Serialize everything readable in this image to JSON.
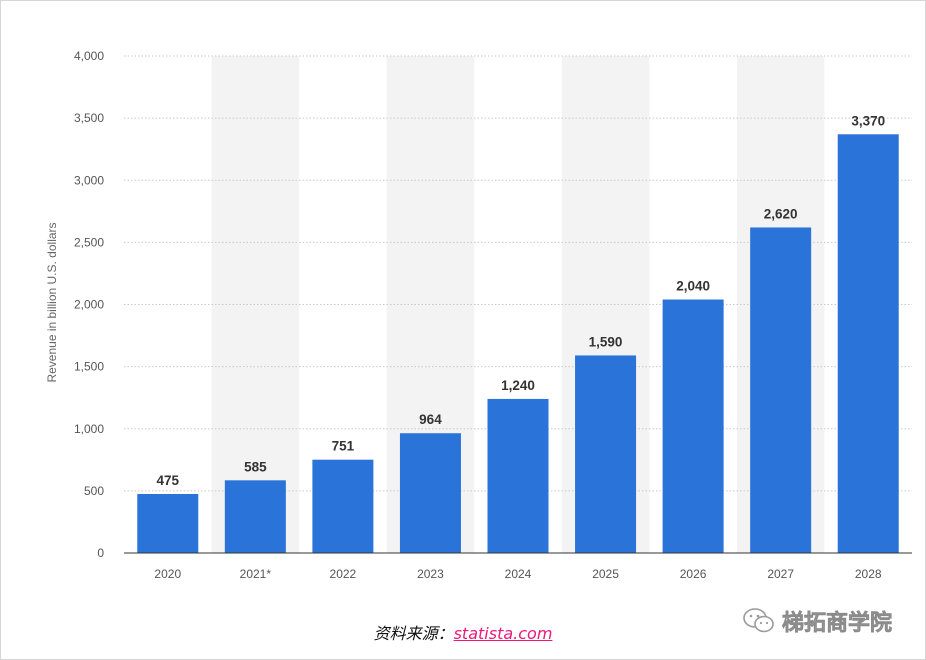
{
  "chart_data": {
    "type": "bar",
    "categories": [
      "2020",
      "2021*",
      "2022",
      "2023",
      "2024",
      "2025",
      "2026",
      "2027",
      "2028"
    ],
    "values": [
      475,
      585,
      751,
      964,
      1240,
      1590,
      2040,
      2620,
      3370
    ],
    "value_labels": [
      "475",
      "585",
      "751",
      "964",
      "1,240",
      "1,590",
      "2,040",
      "2,620",
      "3,370"
    ],
    "ylabel": "Revenue in billion U.S. dollars",
    "yticks": [
      0,
      500,
      1000,
      1500,
      2000,
      2500,
      3000,
      3500,
      4000
    ],
    "ytick_labels": [
      "0",
      "500",
      "1,000",
      "1,500",
      "2,000",
      "2,500",
      "3,000",
      "3,500",
      "4,000"
    ],
    "ylim": [
      0,
      4000
    ],
    "grid": true,
    "bar_color": "#2a73d9",
    "band_color": "#f3f3f3"
  },
  "source": {
    "prefix": "资料来源：",
    "link": "statista.com"
  },
  "watermark": {
    "text": "梯拓商学院",
    "icon": "wechat-icon"
  }
}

§ **PROBLEM DETAILS**: Reproduce every entry exactly, but omit each picture.

§ **OUTPUT FOR THIS TASK**:
Serialize everything readable in this image to JSON.
{
  "chart_data": {
    "type": "bar",
    "categories": [
      "2020",
      "2021*",
      "2022",
      "2023",
      "2024",
      "2025",
      "2026",
      "2027",
      "2028"
    ],
    "values": [
      475,
      585,
      751,
      964,
      1240,
      1590,
      2040,
      2620,
      3370
    ],
    "value_labels": [
      "475",
      "585",
      "751",
      "964",
      "1,240",
      "1,590",
      "2,040",
      "2,620",
      "3,370"
    ],
    "ylabel": "Revenue in billion U.S. dollars",
    "yticks": [
      0,
      500,
      1000,
      1500,
      2000,
      2500,
      3000,
      3500,
      4000
    ],
    "ytick_labels": [
      "0",
      "500",
      "1,000",
      "1,500",
      "2,000",
      "2,500",
      "3,000",
      "3,500",
      "4,000"
    ],
    "ylim": [
      0,
      4000
    ],
    "grid": true,
    "bar_color": "#2a73d9",
    "band_color": "#f3f3f3"
  },
  "source": {
    "prefix": "资料来源：",
    "link": "statista.com"
  },
  "watermark": {
    "text": "梯拓商学院",
    "icon": "wechat-icon"
  }
}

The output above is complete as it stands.